[EXERCISE DIRECTIONS]
Write every entry out again exactly, please, and skip the pictures.

# # # # #

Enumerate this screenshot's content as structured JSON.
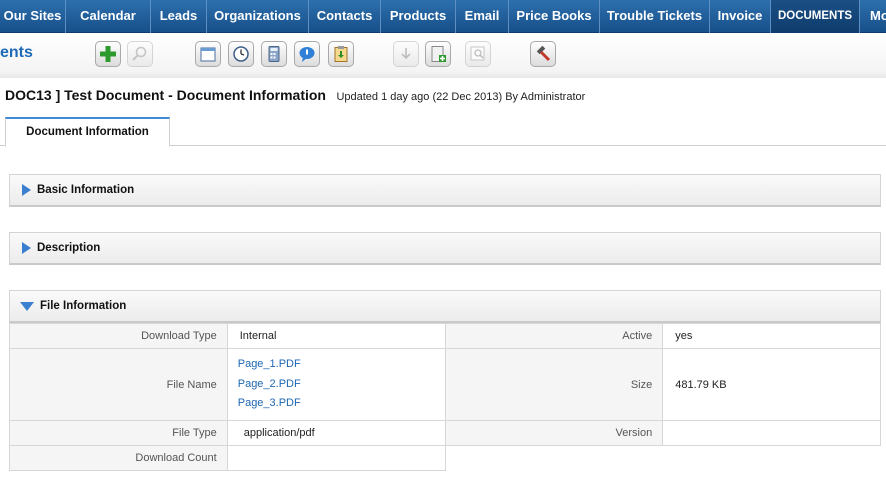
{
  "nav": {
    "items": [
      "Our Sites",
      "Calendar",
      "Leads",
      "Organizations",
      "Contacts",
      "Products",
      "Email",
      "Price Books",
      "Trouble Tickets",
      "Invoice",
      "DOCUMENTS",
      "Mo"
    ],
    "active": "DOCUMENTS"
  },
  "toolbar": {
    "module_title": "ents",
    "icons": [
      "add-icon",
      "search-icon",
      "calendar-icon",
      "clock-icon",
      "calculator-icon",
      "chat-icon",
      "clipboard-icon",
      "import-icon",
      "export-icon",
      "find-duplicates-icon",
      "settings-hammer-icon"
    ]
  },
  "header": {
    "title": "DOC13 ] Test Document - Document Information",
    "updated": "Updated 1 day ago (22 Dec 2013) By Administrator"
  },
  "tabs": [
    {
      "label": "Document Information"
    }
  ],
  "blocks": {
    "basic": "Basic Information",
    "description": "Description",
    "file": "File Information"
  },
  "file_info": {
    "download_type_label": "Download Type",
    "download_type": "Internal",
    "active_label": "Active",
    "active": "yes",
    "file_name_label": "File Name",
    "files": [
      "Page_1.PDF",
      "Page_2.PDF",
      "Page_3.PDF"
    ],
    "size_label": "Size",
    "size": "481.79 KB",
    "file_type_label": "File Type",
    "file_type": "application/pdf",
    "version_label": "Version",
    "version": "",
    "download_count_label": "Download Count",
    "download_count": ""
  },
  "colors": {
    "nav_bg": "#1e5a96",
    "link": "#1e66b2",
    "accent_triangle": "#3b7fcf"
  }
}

# # # # #

[EXPECTED ANSWER]
Enumerate this screenshot's content as structured JSON.
{
  "nav": {
    "items": [
      "Our Sites",
      "Calendar",
      "Leads",
      "Organizations",
      "Contacts",
      "Products",
      "Email",
      "Price Books",
      "Trouble Tickets",
      "Invoice",
      "DOCUMENTS",
      "Mo"
    ],
    "active": "DOCUMENTS"
  },
  "toolbar": {
    "module_title": "ents",
    "icons": [
      "add-icon",
      "search-icon",
      "calendar-icon",
      "clock-icon",
      "calculator-icon",
      "chat-icon",
      "clipboard-icon",
      "import-icon",
      "export-icon",
      "find-duplicates-icon",
      "settings-hammer-icon"
    ]
  },
  "header": {
    "title": "DOC13 ] Test Document - Document Information",
    "updated": "Updated 1 day ago (22 Dec 2013) By Administrator"
  },
  "tabs": [
    {
      "label": "Document Information"
    }
  ],
  "blocks": {
    "basic": "Basic Information",
    "description": "Description",
    "file": "File Information"
  },
  "file_info": {
    "download_type_label": "Download Type",
    "download_type": "Internal",
    "active_label": "Active",
    "active": "yes",
    "file_name_label": "File Name",
    "files": [
      "Page_1.PDF",
      "Page_2.PDF",
      "Page_3.PDF"
    ],
    "size_label": "Size",
    "size": "481.79 KB",
    "file_type_label": "File Type",
    "file_type": "application/pdf",
    "version_label": "Version",
    "version": "",
    "download_count_label": "Download Count",
    "download_count": ""
  },
  "colors": {
    "nav_bg": "#1e5a96",
    "link": "#1e66b2",
    "accent_triangle": "#3b7fcf"
  }
}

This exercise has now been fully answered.